━━━━━ INFORMATION SHOWN
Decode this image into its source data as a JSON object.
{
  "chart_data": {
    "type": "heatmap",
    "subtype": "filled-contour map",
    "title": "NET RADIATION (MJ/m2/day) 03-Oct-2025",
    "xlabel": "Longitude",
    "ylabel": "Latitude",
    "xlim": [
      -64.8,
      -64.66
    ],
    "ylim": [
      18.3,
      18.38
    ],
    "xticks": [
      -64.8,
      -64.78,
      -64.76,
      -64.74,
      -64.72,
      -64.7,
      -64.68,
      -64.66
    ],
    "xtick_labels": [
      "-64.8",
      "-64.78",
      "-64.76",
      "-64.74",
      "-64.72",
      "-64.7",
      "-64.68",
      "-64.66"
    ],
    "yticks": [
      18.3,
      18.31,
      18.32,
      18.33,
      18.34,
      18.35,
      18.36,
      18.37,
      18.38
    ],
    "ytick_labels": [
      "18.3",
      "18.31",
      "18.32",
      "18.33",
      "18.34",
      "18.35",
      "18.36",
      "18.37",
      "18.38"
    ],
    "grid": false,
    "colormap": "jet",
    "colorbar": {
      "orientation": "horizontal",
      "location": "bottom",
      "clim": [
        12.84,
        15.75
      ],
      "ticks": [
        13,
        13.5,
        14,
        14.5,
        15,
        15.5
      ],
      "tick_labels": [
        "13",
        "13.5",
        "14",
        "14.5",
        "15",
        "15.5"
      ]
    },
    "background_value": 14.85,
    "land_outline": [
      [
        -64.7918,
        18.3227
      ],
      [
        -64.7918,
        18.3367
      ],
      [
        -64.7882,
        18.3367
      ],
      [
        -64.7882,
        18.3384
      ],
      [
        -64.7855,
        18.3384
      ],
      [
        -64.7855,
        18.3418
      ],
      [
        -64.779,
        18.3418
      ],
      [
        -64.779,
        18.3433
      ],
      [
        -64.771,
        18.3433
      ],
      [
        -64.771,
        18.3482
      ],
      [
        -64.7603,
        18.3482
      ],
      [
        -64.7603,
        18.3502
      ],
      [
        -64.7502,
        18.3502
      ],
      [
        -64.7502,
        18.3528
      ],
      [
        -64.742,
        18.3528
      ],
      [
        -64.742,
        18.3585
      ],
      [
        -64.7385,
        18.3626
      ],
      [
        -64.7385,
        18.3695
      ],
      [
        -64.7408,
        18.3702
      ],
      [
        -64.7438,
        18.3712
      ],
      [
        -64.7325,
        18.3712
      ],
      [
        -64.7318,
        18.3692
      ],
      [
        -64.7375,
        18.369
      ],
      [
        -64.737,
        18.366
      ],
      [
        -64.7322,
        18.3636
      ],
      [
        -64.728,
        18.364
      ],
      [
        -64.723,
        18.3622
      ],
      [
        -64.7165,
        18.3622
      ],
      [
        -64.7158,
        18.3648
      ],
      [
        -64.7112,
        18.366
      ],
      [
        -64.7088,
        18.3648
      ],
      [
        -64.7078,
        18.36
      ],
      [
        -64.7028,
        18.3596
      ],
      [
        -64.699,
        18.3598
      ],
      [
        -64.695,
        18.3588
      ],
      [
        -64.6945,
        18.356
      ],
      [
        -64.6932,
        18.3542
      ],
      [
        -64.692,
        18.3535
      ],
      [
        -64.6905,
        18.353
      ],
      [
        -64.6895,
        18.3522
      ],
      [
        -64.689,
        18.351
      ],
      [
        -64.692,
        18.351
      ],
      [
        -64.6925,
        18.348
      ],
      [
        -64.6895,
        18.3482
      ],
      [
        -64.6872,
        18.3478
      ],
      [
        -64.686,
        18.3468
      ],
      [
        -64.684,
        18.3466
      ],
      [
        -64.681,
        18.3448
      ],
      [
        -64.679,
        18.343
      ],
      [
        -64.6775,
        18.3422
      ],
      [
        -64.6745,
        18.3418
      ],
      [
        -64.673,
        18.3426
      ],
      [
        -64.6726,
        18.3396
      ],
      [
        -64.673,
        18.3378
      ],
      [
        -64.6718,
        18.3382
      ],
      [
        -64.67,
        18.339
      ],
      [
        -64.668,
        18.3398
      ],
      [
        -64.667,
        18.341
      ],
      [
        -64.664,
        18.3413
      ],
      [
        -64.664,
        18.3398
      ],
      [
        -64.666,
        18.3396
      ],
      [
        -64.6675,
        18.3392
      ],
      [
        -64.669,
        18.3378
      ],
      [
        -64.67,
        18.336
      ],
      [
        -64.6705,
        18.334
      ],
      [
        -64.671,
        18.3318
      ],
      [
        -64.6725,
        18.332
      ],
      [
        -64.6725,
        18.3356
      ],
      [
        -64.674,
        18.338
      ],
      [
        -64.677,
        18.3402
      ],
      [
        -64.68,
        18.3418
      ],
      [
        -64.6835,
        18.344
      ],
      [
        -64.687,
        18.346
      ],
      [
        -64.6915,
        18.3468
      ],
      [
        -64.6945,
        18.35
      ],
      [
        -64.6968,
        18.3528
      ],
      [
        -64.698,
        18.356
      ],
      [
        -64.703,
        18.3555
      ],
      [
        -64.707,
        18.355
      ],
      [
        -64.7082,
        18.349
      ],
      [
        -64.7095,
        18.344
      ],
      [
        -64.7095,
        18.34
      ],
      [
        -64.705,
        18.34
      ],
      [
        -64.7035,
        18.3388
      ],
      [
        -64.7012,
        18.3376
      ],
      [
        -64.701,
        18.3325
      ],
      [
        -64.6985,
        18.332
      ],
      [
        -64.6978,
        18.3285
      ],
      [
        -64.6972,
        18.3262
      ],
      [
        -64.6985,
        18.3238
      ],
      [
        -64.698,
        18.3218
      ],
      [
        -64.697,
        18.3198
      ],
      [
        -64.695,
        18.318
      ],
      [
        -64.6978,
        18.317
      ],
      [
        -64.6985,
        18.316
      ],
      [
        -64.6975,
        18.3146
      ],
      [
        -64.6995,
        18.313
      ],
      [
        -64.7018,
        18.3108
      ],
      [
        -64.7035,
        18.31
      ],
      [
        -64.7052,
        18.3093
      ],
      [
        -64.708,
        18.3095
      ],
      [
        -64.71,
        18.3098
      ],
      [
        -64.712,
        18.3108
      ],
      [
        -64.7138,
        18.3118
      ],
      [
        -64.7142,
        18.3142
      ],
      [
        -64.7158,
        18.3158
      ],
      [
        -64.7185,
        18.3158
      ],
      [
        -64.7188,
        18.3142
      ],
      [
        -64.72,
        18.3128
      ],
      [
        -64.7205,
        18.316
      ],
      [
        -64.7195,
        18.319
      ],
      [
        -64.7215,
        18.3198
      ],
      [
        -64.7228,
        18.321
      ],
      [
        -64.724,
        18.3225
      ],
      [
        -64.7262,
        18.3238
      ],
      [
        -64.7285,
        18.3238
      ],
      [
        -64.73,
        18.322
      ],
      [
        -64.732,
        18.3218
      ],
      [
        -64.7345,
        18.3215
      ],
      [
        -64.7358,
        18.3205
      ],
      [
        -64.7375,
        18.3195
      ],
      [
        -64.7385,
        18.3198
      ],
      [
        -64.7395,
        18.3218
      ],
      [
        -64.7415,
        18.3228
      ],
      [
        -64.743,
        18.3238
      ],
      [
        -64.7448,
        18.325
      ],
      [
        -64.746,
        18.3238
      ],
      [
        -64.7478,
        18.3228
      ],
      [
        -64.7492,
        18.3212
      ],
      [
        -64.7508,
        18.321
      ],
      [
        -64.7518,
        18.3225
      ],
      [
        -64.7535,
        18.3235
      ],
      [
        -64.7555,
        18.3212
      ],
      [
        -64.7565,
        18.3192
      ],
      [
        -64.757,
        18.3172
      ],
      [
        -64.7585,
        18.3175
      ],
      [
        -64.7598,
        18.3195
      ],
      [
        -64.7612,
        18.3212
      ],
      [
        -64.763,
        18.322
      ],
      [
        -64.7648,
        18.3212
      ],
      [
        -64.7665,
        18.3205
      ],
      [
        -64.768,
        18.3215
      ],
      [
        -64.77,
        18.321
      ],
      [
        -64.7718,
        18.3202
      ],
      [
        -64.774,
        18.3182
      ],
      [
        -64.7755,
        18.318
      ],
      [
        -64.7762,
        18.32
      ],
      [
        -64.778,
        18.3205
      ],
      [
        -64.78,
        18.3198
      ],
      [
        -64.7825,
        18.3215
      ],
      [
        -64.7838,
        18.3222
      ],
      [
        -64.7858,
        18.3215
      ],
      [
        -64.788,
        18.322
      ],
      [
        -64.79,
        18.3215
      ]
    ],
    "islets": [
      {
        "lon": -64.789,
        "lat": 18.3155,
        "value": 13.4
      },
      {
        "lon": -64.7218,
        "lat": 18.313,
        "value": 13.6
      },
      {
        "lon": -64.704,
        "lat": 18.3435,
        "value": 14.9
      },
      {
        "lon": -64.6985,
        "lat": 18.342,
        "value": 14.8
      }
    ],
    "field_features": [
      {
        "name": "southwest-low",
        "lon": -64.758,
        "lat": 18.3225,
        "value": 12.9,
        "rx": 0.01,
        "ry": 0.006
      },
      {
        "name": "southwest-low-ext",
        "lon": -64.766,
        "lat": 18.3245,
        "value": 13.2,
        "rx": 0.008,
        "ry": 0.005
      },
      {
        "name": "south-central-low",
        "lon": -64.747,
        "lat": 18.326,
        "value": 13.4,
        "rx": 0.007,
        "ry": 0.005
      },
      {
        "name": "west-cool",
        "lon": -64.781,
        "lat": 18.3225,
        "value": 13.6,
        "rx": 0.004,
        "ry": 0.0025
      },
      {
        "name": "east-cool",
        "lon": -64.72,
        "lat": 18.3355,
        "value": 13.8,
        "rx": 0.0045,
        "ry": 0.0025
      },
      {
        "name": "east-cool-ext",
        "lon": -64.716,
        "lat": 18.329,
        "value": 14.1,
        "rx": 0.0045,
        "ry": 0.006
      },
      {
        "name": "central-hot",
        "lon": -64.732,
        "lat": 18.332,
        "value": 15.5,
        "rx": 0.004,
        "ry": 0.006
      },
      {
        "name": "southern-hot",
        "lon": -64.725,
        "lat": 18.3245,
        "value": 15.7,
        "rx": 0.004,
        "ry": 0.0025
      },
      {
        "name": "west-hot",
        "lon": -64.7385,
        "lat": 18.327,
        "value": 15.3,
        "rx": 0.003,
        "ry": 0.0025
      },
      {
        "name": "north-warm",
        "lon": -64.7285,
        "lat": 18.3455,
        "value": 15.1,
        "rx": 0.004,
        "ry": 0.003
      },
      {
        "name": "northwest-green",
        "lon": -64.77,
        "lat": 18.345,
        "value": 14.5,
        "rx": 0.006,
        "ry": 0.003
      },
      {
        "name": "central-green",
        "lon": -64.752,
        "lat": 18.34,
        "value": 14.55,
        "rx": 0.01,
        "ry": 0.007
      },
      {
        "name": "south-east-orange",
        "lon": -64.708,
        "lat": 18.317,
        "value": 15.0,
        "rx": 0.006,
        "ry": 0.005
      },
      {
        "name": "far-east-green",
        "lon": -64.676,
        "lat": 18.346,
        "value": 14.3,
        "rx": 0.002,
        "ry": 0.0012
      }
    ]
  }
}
━━━━━━━━━━
- [INSTRUCTION]: Select all lines in the listing that include the word "green".

- [TASK SOLUTION]:
        "name": "northwest-green",
        "name": "central-green",
        "name": "far-east-green",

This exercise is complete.